[A run of records]
** start **

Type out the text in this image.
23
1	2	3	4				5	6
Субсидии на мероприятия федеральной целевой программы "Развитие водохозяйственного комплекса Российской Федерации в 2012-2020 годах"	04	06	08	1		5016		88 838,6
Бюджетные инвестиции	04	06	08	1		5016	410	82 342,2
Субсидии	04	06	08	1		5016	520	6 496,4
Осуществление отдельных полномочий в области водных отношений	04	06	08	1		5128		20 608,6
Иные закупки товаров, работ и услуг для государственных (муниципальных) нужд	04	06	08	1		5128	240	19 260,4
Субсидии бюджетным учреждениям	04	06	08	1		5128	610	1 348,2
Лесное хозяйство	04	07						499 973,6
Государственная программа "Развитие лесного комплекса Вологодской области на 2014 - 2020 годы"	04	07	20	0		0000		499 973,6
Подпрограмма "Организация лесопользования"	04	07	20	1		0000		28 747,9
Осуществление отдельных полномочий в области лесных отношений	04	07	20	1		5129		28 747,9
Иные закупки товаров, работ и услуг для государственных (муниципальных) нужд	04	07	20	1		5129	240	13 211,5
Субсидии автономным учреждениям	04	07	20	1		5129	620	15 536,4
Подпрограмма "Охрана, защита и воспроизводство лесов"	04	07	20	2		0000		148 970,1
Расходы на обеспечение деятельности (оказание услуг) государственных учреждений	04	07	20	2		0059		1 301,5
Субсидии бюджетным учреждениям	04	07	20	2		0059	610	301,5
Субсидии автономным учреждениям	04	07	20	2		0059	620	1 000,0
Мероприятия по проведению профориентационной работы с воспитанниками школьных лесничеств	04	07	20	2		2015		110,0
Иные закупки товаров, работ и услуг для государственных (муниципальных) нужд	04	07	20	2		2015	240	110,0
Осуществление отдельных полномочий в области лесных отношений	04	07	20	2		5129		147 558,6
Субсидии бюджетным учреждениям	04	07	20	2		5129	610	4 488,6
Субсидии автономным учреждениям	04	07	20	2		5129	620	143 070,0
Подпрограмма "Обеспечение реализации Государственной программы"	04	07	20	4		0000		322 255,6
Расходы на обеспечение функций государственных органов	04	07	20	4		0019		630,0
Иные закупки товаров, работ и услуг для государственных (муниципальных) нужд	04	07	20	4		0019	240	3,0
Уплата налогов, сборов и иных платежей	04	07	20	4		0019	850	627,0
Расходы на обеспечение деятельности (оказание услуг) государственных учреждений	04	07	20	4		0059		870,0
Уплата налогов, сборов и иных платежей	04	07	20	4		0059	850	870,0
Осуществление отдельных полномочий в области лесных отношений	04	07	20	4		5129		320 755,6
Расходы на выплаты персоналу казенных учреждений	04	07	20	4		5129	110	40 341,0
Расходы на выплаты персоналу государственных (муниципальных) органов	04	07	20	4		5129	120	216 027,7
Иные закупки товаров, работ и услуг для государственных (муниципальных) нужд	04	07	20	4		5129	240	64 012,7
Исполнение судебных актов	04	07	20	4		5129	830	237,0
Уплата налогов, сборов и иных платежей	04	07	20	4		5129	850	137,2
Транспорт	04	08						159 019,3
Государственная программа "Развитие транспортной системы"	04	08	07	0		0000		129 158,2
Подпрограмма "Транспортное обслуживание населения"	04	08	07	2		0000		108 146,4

** end **

### Work to do
Using the data above, return each line exactly as written.

### Complete response
Type out the text in this image.
23
1	2	3	4				5	6
Субсидии на мероприятия федеральной целевой программы "Развитие водохозяйственного комплекса Российской Федерации в 2012-2020 годах"	04	06	08	1		5016		88 838,6
Бюджетные инвестиции	04	06	08	1		5016	410	82 342,2
Субсидии	04	06	08	1		5016	520	6 496,4
Осуществление отдельных полномочий в области водных отношений	04	06	08	1		5128		20 608,6
Иные закупки товаров, работ и услуг для государственных (муниципальных) нужд	04	06	08	1		5128	240	19 260,4
Субсидии бюджетным учреждениям	04	06	08	1		5128	610	1 348,2
Лесное хозяйство	04	07						499 973,6
Государственная программа "Развитие лесного комплекса Вологодской области на 2014 - 2020 годы"	04	07	20	0		0000		499 973,6
Подпрограмма "Организация лесопользования"	04	07	20	1		0000		28 747,9
Осуществление отдельных полномочий в области лесных отношений	04	07	20	1		5129		28 747,9
Иные закупки товаров, работ и услуг для государственных (муниципальных) нужд	04	07	20	1		5129	240	13 211,5
Субсидии автономным учреждениям	04	07	20	1		5129	620	15 536,4
Подпрограмма "Охрана, защита и воспроизводство лесов"	04	07	20	2		0000		148 970,1
Расходы на обеспечение деятельности (оказание услуг) государственных учреждений	04	07	20	2		0059		1 301,5
Субсидии бюджетным учреждениям	04	07	20	2		0059	610	301,5
Субсидии автономным учреждениям	04	07	20	2		0059	620	1 000,0
Мероприятия по проведению профориентационной работы с воспитанниками школьных лесничеств	04	07	20	2		2015		110,0
Иные закупки товаров, работ и услуг для государственных (муниципальных) нужд	04	07	20	2		2015	240	110,0
Осуществление отдельных полномочий в области лесных отношений	04	07	20	2		5129		147 558,6
Субсидии бюджетным учреждениям	04	07	20	2		5129	610	4 488,6
Субсидии автономным учреждениям	04	07	20	2		5129	620	143 070,0
Подпрограмма "Обеспечение реализации Государственной программы"	04	07	20	4		0000		322 255,6
Расходы на обеспечение функций государственных органов	04	07	20	4		0019		630,0
Иные закупки товаров, работ и услуг для государственных (муниципальных) нужд	04	07	20	4		0019	240	3,0
Уплата налогов, сборов и иных платежей	04	07	20	4		0019	850	627,0
Расходы на обеспечение деятельности (оказание услуг) государственных учреждений	04	07	20	4		0059		870,0
Уплата налогов, сборов и иных платежей	04	07	20	4		0059	850	870,0
Осуществление отдельных полномочий в области лесных отношений	04	07	20	4		5129		320 755,6
Расходы на выплаты персоналу казенных учреждений	04	07	20	4		5129	110	40 341,0
Расходы на выплаты персоналу государственных (муниципальных) органов	04	07	20	4		5129	120	216 027,7
Иные закупки товаров, работ и услуг для государственных (муниципальных) нужд	04	07	20	4		5129	240	64 012,7
Исполнение судебных актов	04	07	20	4		5129	830	237,0
Уплата налогов, сборов и иных платежей	04	07	20	4		5129	850	137,2
Транспорт	04	08						159 019,3
Государственная программа "Развитие транспортной системы"	04	08	07	0		0000		129 158,2
Подпрограмма "Транспортное обслуживание населения"	04	08	07	2		0000		108 146,4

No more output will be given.